Set exercise ::
Reproduce verbatim the rows starting at the one containing "332, 268, 346]" and ending at the one containing "122, 1162, 134]", both included.

Input material ::
____________
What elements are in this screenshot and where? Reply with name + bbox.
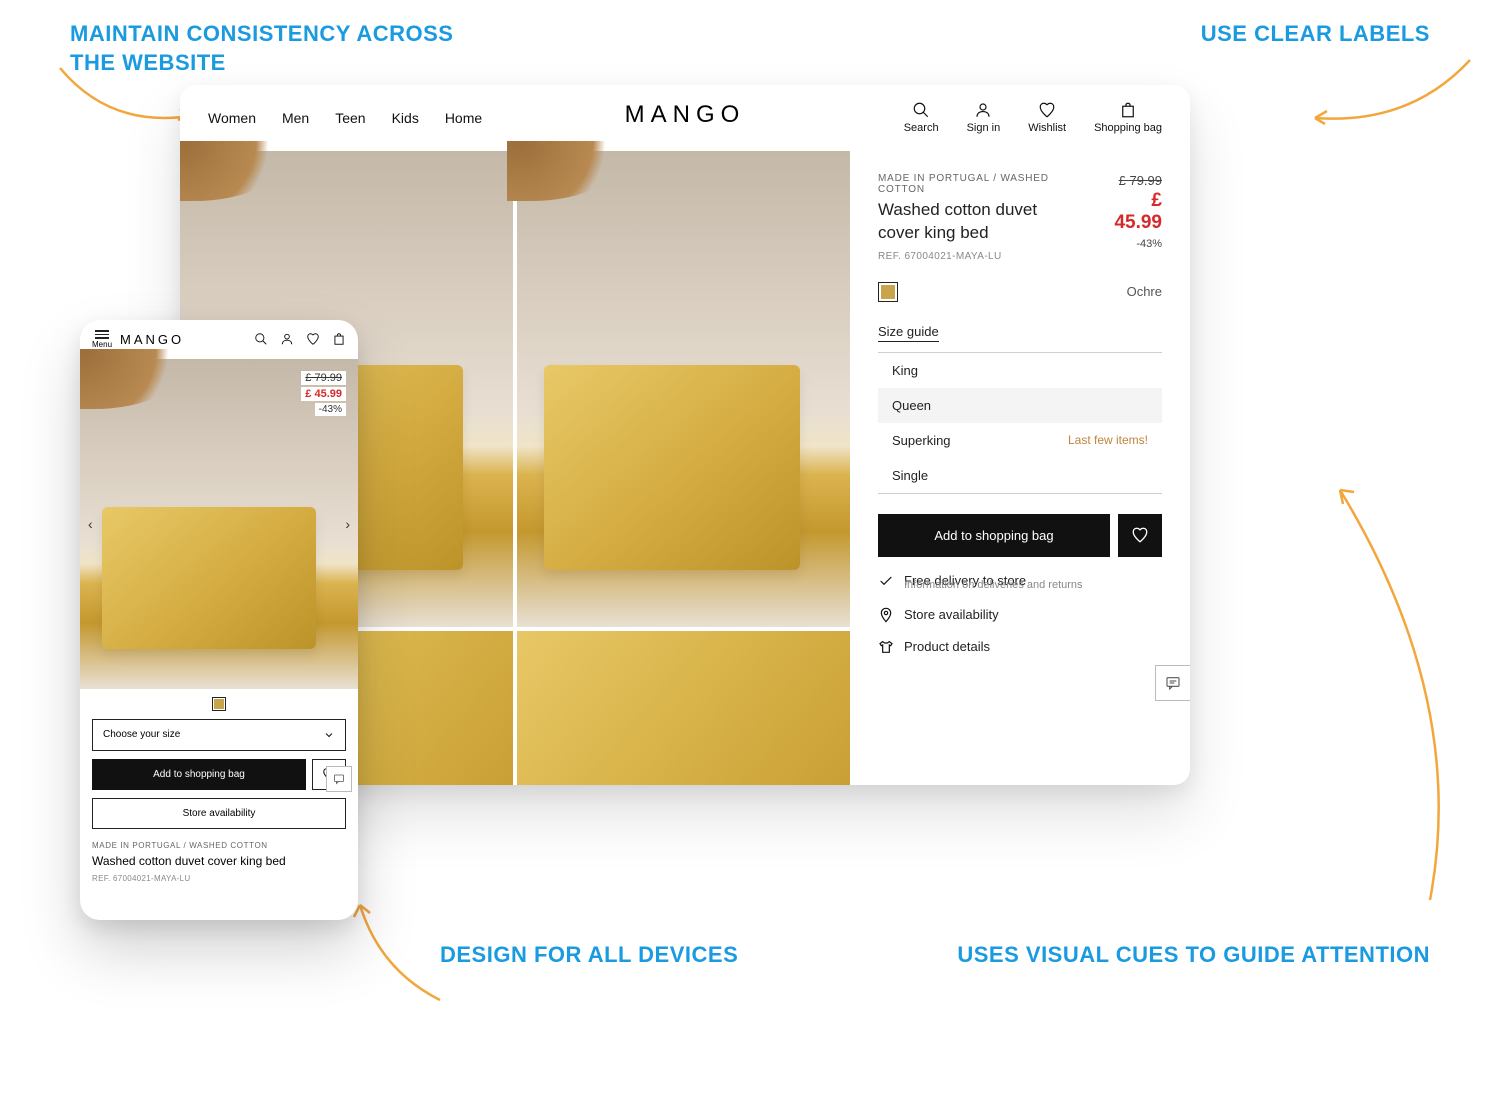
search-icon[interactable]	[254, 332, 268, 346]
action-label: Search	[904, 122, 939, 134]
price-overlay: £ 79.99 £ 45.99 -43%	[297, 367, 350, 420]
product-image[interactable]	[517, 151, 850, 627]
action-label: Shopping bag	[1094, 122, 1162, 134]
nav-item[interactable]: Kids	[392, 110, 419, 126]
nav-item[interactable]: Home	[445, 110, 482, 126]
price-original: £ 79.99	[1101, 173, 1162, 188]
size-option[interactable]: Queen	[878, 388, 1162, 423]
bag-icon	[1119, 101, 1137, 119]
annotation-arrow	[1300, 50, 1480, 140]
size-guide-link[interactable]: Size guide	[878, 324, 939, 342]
____________
Exercise solution ::
search-icon[interactable]	[254, 332, 268, 346]
action-label: Search	[904, 122, 939, 134]
price-overlay: £ 79.99 £ 45.99 -43%	[297, 367, 350, 420]
product-image[interactable]	[517, 151, 850, 627]
action-label: Shopping bag	[1094, 122, 1162, 134]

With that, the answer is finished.